Find the lines of data that contain the string "have", then list them.

───── Data for this exercise

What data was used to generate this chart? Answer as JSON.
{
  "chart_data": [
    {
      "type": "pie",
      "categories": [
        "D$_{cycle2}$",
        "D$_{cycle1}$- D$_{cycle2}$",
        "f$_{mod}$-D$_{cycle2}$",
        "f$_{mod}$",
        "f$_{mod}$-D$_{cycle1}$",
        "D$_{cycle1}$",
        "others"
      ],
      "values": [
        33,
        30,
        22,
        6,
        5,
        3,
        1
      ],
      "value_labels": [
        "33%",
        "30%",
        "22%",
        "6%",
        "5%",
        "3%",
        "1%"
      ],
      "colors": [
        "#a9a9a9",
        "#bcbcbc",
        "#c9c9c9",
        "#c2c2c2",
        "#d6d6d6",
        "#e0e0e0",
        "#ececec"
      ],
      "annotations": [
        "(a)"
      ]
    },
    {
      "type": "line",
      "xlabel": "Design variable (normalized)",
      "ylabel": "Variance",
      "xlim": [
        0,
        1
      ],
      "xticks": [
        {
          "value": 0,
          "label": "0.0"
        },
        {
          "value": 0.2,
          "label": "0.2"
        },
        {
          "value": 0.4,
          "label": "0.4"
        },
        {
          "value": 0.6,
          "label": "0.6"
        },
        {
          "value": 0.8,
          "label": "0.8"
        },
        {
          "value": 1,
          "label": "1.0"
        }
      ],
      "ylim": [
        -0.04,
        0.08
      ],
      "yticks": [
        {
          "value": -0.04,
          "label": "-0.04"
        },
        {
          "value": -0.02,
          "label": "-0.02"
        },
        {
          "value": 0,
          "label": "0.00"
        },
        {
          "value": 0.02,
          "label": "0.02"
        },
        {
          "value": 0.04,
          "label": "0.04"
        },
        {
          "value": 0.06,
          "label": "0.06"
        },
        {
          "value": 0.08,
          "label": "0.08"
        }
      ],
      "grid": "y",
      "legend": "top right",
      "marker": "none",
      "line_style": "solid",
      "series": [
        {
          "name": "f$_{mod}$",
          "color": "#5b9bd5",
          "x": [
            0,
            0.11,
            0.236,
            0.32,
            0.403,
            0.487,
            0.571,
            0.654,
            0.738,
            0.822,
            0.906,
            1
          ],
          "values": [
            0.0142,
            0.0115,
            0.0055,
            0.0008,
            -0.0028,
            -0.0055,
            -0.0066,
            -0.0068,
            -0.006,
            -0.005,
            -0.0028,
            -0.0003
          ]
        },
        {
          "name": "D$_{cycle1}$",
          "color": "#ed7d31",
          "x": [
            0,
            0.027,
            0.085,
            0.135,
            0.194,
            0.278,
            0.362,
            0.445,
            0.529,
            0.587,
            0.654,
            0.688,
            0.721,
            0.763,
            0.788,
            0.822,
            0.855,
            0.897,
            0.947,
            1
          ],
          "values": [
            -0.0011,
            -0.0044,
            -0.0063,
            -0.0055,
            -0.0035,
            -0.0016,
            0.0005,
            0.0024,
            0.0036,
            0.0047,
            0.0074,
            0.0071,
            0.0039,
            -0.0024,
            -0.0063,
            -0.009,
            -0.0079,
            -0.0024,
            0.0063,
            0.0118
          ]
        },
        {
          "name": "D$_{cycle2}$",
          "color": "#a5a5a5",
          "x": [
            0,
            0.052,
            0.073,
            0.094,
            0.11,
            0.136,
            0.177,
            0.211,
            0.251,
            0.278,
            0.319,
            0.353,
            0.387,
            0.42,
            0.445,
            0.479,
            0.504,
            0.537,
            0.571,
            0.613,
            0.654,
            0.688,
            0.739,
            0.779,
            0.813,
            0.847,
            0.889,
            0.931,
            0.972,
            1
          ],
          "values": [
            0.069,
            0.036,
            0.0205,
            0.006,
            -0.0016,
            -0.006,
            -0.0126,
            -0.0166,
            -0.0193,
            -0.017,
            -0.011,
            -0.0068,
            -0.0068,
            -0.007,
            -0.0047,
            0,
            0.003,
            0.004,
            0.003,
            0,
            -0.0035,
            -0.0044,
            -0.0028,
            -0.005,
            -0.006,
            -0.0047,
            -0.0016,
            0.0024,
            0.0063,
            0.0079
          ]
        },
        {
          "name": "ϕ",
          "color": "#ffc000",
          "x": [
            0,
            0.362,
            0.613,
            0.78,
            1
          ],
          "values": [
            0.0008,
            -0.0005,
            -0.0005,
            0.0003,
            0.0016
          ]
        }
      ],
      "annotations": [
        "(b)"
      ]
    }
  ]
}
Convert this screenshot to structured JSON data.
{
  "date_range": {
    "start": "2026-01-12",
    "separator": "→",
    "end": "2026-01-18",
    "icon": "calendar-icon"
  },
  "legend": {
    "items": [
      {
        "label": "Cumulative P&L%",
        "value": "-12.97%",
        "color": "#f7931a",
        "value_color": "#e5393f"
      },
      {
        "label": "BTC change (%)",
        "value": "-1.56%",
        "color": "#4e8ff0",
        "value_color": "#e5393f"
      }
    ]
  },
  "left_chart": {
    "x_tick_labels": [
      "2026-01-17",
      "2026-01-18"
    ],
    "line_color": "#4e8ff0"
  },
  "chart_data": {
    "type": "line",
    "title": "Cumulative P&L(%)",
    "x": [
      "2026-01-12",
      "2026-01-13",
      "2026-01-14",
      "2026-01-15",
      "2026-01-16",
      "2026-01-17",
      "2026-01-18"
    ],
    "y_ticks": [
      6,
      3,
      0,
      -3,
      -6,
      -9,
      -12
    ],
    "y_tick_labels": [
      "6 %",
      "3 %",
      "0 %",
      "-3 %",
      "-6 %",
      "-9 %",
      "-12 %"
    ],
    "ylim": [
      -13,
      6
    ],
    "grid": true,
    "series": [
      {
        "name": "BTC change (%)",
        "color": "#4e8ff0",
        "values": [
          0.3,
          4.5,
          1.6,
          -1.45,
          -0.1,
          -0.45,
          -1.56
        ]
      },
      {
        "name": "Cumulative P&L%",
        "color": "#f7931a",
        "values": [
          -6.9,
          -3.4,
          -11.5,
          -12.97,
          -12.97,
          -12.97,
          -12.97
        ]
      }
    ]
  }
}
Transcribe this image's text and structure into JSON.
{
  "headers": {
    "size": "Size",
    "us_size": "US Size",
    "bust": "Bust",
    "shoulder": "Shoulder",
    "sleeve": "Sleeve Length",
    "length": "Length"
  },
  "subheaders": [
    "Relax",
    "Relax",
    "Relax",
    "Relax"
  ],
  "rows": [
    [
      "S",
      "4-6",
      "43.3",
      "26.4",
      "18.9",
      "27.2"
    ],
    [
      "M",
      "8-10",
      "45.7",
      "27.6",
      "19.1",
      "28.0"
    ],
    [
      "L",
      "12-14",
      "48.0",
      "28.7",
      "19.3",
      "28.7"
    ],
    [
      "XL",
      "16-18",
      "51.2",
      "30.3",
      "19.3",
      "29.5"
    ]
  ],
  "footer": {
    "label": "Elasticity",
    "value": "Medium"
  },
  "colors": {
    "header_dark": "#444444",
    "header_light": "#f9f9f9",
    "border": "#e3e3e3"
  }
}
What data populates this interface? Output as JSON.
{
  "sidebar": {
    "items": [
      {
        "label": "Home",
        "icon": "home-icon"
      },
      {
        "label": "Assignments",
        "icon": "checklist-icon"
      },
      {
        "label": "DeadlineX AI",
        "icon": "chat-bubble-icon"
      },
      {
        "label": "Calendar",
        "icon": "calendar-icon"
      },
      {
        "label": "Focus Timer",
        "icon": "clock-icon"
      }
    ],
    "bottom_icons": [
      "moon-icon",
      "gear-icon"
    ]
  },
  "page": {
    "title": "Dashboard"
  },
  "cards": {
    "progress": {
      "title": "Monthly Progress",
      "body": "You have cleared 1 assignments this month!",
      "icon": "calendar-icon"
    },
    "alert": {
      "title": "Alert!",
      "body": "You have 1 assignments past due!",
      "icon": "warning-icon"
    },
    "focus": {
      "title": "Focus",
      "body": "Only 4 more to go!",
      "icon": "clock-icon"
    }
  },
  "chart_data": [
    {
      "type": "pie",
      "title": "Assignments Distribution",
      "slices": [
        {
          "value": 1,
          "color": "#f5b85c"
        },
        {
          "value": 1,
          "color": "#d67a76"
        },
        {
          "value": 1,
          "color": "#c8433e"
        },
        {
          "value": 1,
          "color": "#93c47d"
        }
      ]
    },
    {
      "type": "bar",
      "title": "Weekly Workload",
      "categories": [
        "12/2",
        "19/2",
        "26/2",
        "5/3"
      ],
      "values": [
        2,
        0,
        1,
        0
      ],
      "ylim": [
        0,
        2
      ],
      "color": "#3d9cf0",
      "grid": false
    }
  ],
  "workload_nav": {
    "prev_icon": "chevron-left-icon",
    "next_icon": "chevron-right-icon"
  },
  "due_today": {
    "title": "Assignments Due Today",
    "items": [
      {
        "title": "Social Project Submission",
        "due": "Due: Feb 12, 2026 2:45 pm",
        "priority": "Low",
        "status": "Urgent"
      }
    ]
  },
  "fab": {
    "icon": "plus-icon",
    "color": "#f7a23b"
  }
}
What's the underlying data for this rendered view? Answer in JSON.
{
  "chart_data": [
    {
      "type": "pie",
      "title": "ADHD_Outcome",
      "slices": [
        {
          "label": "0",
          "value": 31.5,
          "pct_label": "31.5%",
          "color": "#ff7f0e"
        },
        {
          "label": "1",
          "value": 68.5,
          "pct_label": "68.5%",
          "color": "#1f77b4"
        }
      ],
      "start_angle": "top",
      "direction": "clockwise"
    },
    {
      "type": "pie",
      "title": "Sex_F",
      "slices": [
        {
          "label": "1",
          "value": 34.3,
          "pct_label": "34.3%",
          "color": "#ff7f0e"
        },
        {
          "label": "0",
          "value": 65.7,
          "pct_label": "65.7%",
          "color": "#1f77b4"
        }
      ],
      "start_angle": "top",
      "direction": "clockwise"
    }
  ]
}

──────────

The output -
      "body": "You have cleared 1 assignments this month!",
      "body": "You have 1 assignments past due!",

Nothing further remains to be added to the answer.